**Exercise aim**: Check each line of the material below, and copy it if it holds the string "screenshot".

**Input data**:
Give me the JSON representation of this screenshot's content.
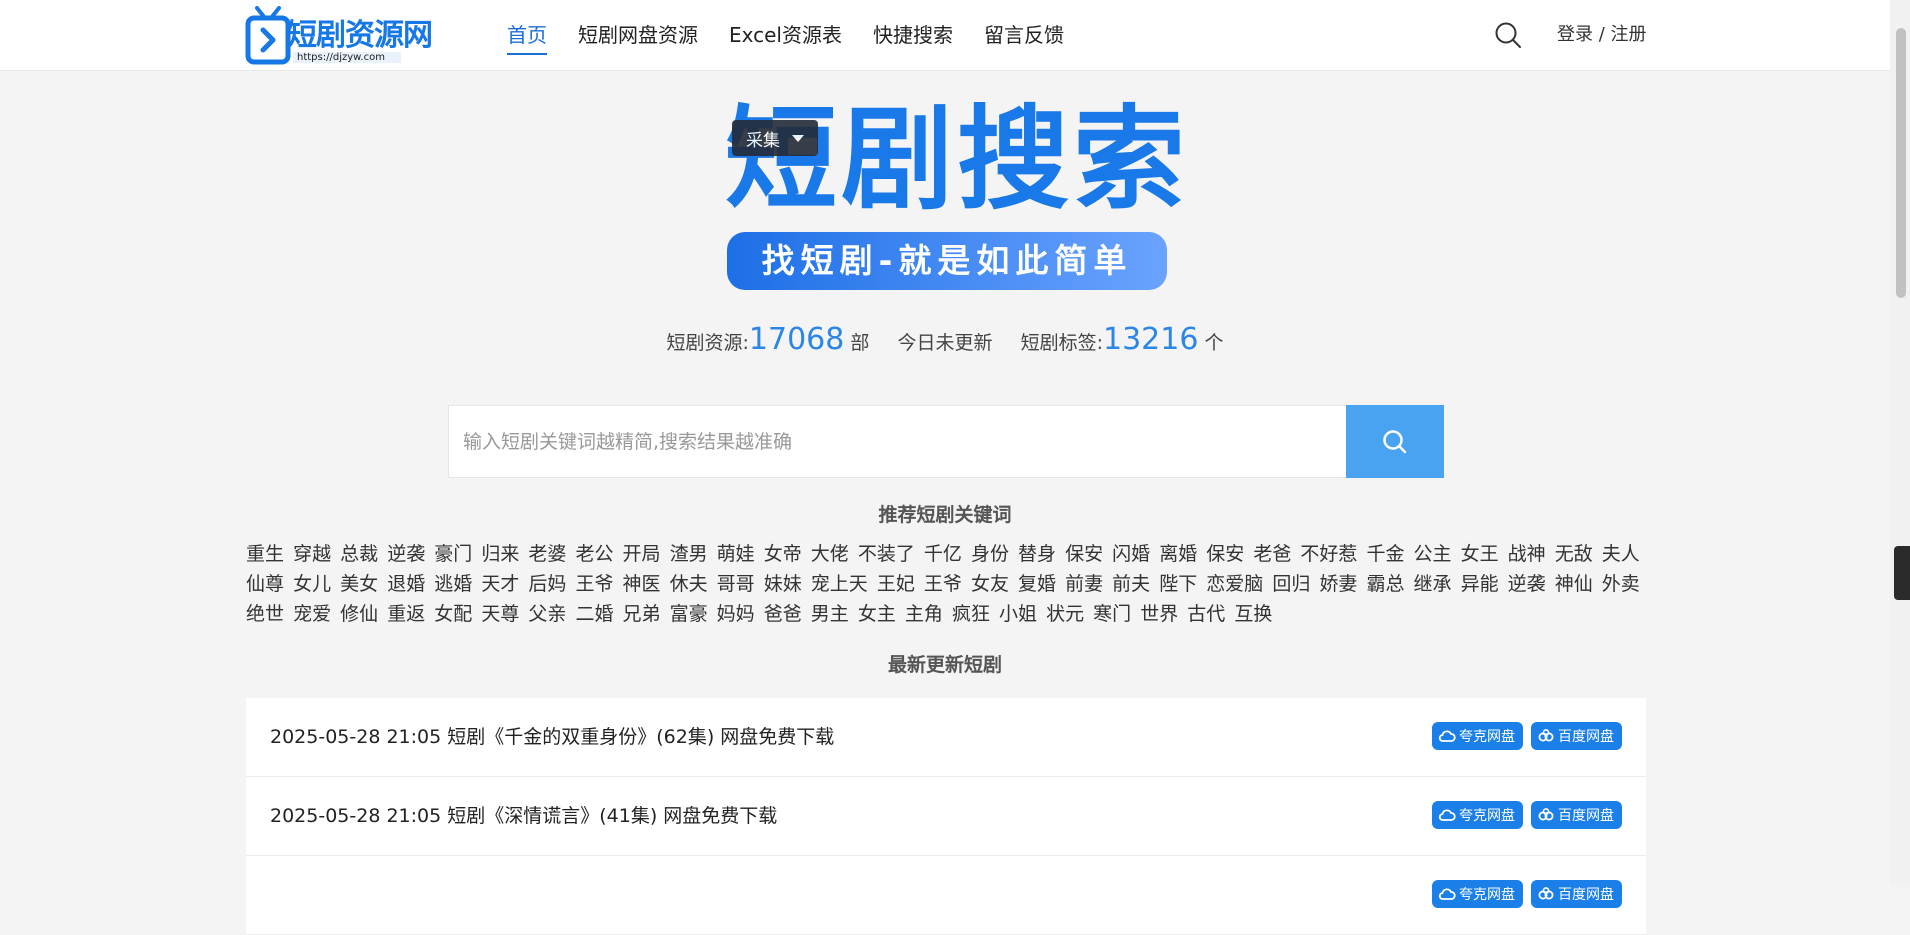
{
  "header": {
    "logo_text": "短剧资源网",
    "logo_url": "https://djzyw.com",
    "nav": [
      {
        "label": "首页",
        "active": true
      },
      {
        "label": "短剧网盘资源",
        "active": false
      },
      {
        "label": "Excel资源表",
        "active": false
      },
      {
        "label": "快捷搜索",
        "active": false
      },
      {
        "label": "留言反馈",
        "active": false
      }
    ],
    "login_label": "登录 / 注册"
  },
  "hero": {
    "title": "短剧搜索",
    "collect_label": "采集",
    "slogan": "找短剧-就是如此简单"
  },
  "stats": {
    "resources_label": "短剧资源:",
    "resources_count": "17068",
    "resources_unit": "部",
    "update_text": "今日未更新",
    "tags_label": "短剧标签:",
    "tags_count": "13216",
    "tags_unit": "个"
  },
  "search": {
    "placeholder": "输入短剧关键词越精简,搜索结果越准确"
  },
  "keywords_title": "推荐短剧关键词",
  "keywords": [
    "重生",
    "穿越",
    "总裁",
    "逆袭",
    "豪门",
    "归来",
    "老婆",
    "老公",
    "开局",
    "渣男",
    "萌娃",
    "女帝",
    "大佬",
    "不装了",
    "千亿",
    "身份",
    "替身",
    "保安",
    "闪婚",
    "离婚",
    "保安",
    "老爸",
    "不好惹",
    "千金",
    "公主",
    "女王",
    "战神",
    "无敌",
    "夫人",
    "仙尊",
    "女儿",
    "美女",
    "退婚",
    "逃婚",
    "天才",
    "后妈",
    "王爷",
    "神医",
    "休夫",
    "哥哥",
    "妹妹",
    "宠上天",
    "王妃",
    "王爷",
    "女友",
    "复婚",
    "前妻",
    "前夫",
    "陛下",
    "恋爱脑",
    "回归",
    "娇妻",
    "霸总",
    "继承",
    "异能",
    "逆袭",
    "神仙",
    "外卖",
    "绝世",
    "宠爱",
    "修仙",
    "重返",
    "女配",
    "天尊",
    "父亲",
    "二婚",
    "兄弟",
    "富豪",
    "妈妈",
    "爸爸",
    "男主",
    "女主",
    "主角",
    "疯狂",
    "小姐",
    "状元",
    "寒门",
    "世界",
    "古代",
    "互换"
  ],
  "latest_title": "最新更新短剧",
  "latest": [
    {
      "text": "2025-05-28 21:05 短剧《千金的双重身份》(62集) 网盘免费下载"
    },
    {
      "text": "2025-05-28 21:05 短剧《深情谎言》(41集) 网盘免费下载"
    },
    {
      "text": ""
    }
  ],
  "badges": {
    "quark": "夸克网盘",
    "baidu": "百度网盘"
  },
  "colors": {
    "brand": "#1a79e8",
    "search_button": "#4aa3f0",
    "badge": "#1a7fe8"
  }
}
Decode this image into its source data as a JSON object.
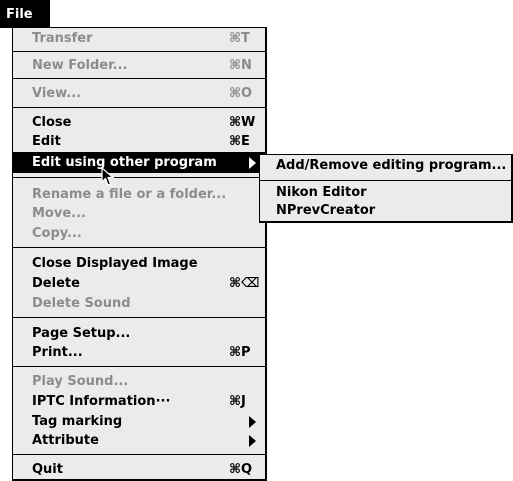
{
  "menubar": {
    "title": "File"
  },
  "menu": {
    "items": [
      {
        "label": "Transfer",
        "shortcut": "⌘T"
      },
      {
        "label": "New Folder...",
        "shortcut": "⌘N"
      },
      {
        "label": "View...",
        "shortcut": "⌘O"
      },
      {
        "label": "Close",
        "shortcut": "⌘W"
      },
      {
        "label": "Edit",
        "shortcut": "⌘E"
      },
      {
        "label": "Edit using other program",
        "shortcut": ""
      },
      {
        "label": "Rename a file or a folder...",
        "shortcut": ""
      },
      {
        "label": "Move...",
        "shortcut": ""
      },
      {
        "label": "Copy...",
        "shortcut": ""
      },
      {
        "label": "Close Displayed Image",
        "shortcut": ""
      },
      {
        "label": "Delete",
        "shortcut": "⌘⌫"
      },
      {
        "label": "Delete Sound",
        "shortcut": ""
      },
      {
        "label": "Page Setup...",
        "shortcut": ""
      },
      {
        "label": "Print...",
        "shortcut": "⌘P"
      },
      {
        "label": "Play Sound...",
        "shortcut": ""
      },
      {
        "label": "IPTC Information···",
        "shortcut": "⌘J"
      },
      {
        "label": "Tag marking",
        "shortcut": ""
      },
      {
        "label": "Attribute",
        "shortcut": ""
      },
      {
        "label": "Quit",
        "shortcut": "⌘Q"
      }
    ]
  },
  "submenu": {
    "items": [
      {
        "label": "Add/Remove editing program..."
      },
      {
        "label": "Nikon Editor"
      },
      {
        "label": "NPrevCreator"
      }
    ]
  }
}
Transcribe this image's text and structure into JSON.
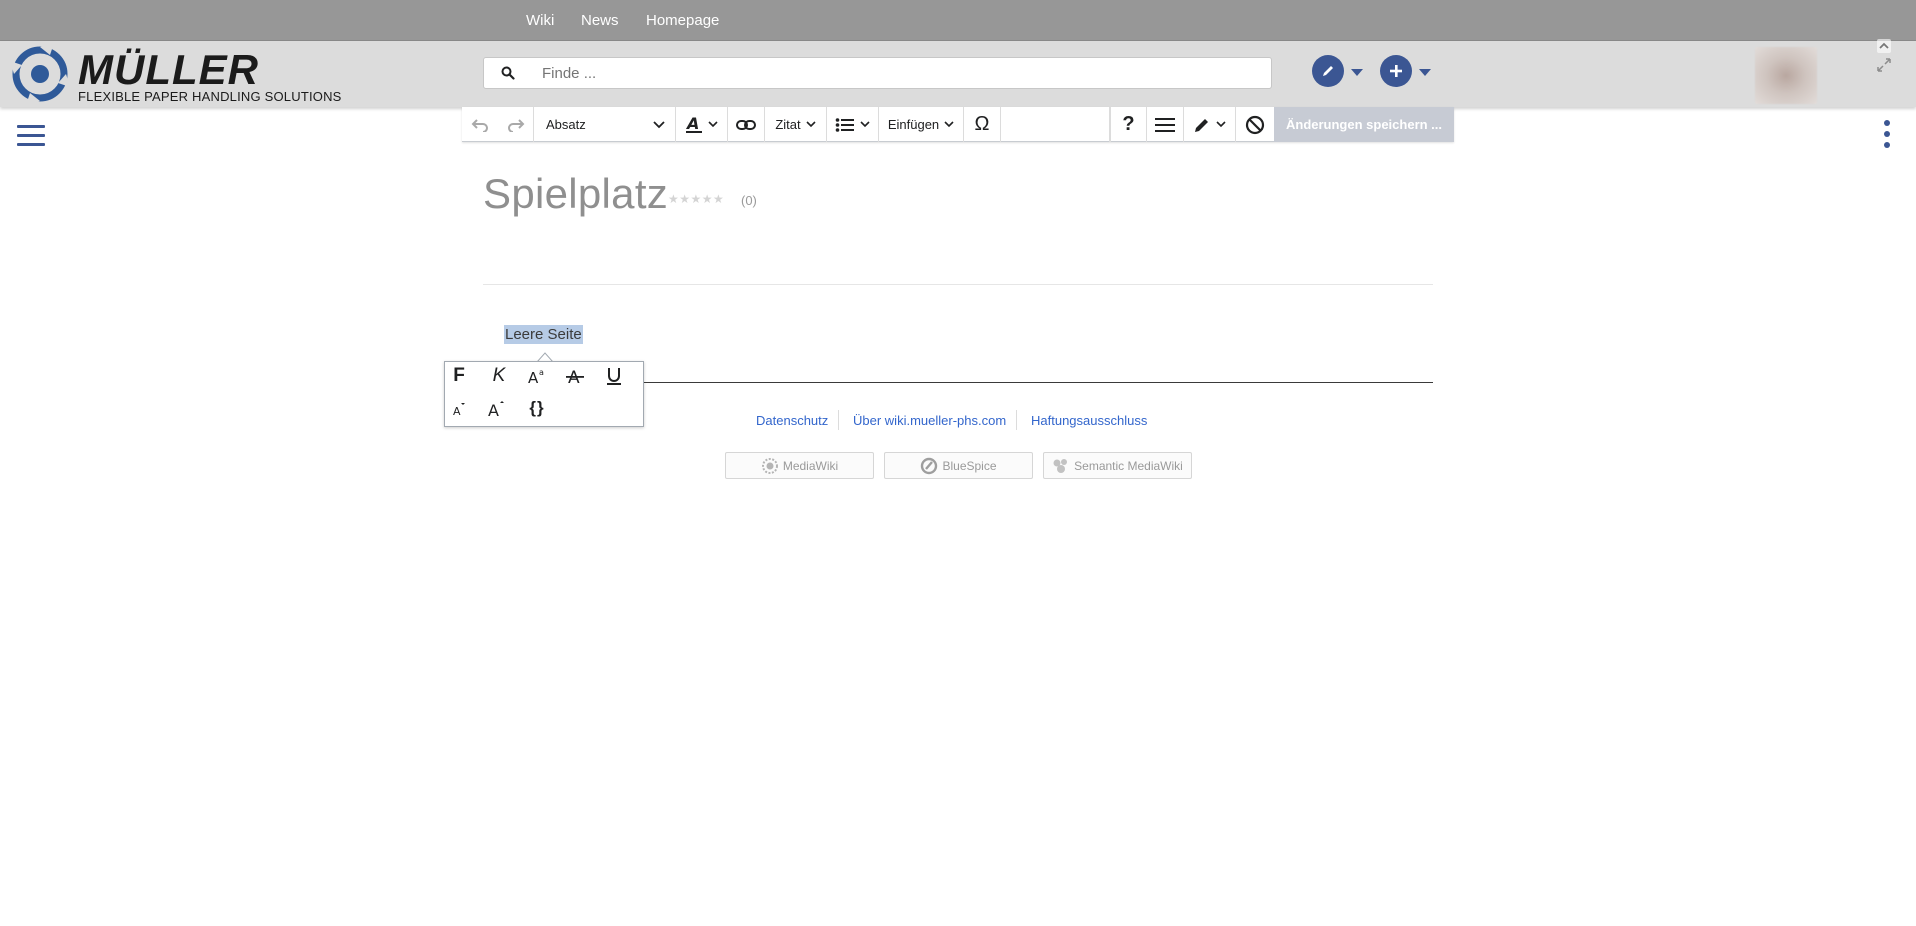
{
  "topnav": {
    "items": [
      "Wiki",
      "News",
      "Homepage"
    ]
  },
  "header": {
    "logo_title": "MÜLLER",
    "logo_subtitle": "FLEXIBLE PAPER HANDLING SOLUTIONS",
    "search_placeholder": "Finde ..."
  },
  "toolbar": {
    "paragraph": "Absatz",
    "quote": "Zitat",
    "insert": "Einfügen",
    "special_char": "Ω",
    "help": "?",
    "save": "Änderungen speichern ..."
  },
  "content": {
    "title": "Spielplatz",
    "stars": "★★★★★",
    "rating_count": "(0)",
    "body_text": "Leere Seite"
  },
  "popup": {
    "bold": "F",
    "italic": "K",
    "code": "{}"
  },
  "footer": {
    "links": [
      "Datenschutz",
      "Über wiki.mueller-phs.com",
      "Haftungsausschluss"
    ],
    "badges": [
      "MediaWiki",
      "BlueSpice",
      "Semantic MediaWiki"
    ]
  },
  "colors": {
    "accent": "#3b5693",
    "topnav_bg": "#979797",
    "header_bg": "#dcdcdc",
    "save_disabled": "#c7cbd4",
    "link": "#3366cc",
    "selection": "#b6cbe6"
  }
}
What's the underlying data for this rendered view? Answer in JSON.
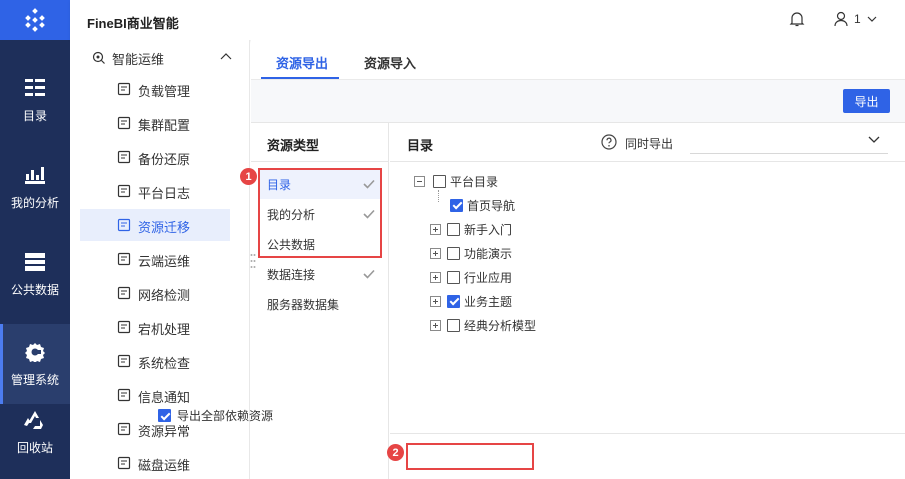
{
  "header": {
    "app_title": "FineBI商业智能",
    "user_label": "1"
  },
  "leftnav": {
    "items": [
      {
        "label": "目录",
        "icon": "catalog-icon"
      },
      {
        "label": "我的分析",
        "icon": "analysis-chart-icon"
      },
      {
        "label": "公共数据",
        "icon": "database-icon"
      },
      {
        "label": "管理系统",
        "icon": "gear-icon",
        "active": true
      },
      {
        "label": "回收站",
        "icon": "recycle-icon"
      }
    ]
  },
  "sidebar": {
    "parent_label": "智能运维",
    "items": [
      {
        "label": "负载管理"
      },
      {
        "label": "集群配置"
      },
      {
        "label": "备份还原"
      },
      {
        "label": "平台日志"
      },
      {
        "label": "资源迁移",
        "active": true
      },
      {
        "label": "云端运维"
      },
      {
        "label": "网络检测"
      },
      {
        "label": "宕机处理"
      },
      {
        "label": "系统检查"
      },
      {
        "label": "信息通知"
      },
      {
        "label": "资源异常"
      },
      {
        "label": "磁盘运维"
      }
    ]
  },
  "tabs": {
    "export": "资源导出",
    "import": "资源导入"
  },
  "toolbar": {
    "export_button": "导出"
  },
  "resource_types": {
    "header": "资源类型",
    "items": [
      {
        "label": "目录",
        "checked": true,
        "active": true
      },
      {
        "label": "我的分析",
        "checked": true
      },
      {
        "label": "公共数据",
        "checked": false
      },
      {
        "label": "数据连接",
        "checked": true
      },
      {
        "label": "服务器数据集",
        "checked": false
      }
    ]
  },
  "catalog_panel": {
    "header": "目录",
    "sync_export_label": "同时导出",
    "tree_root": "平台目录",
    "tree_children": [
      {
        "label": "首页导航",
        "checked": true
      },
      {
        "label": "新手入门",
        "checked": false
      },
      {
        "label": "功能演示",
        "checked": false
      },
      {
        "label": "行业应用",
        "checked": false
      },
      {
        "label": "业务主题",
        "checked": true
      },
      {
        "label": "经典分析模型",
        "checked": false
      }
    ]
  },
  "footer": {
    "export_all_deps": "导出全部依赖资源",
    "export_all_checked": true
  },
  "annotations": {
    "badge1": "1",
    "badge2": "2"
  },
  "colors": {
    "brand": "#2f63e6",
    "nav_bg": "#1e2f5a",
    "highlight": "#e64545"
  }
}
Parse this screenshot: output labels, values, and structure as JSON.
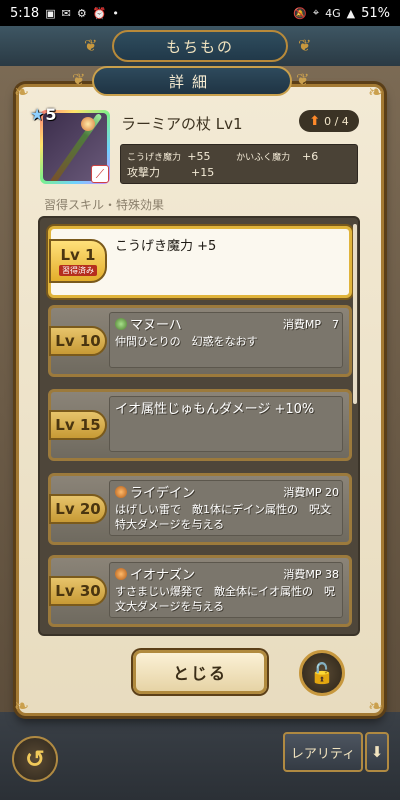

**Problem solution**:
Give me the JSON representation of this screenshot's content.
Parse this screenshot: output labels, values, and structure as JSON.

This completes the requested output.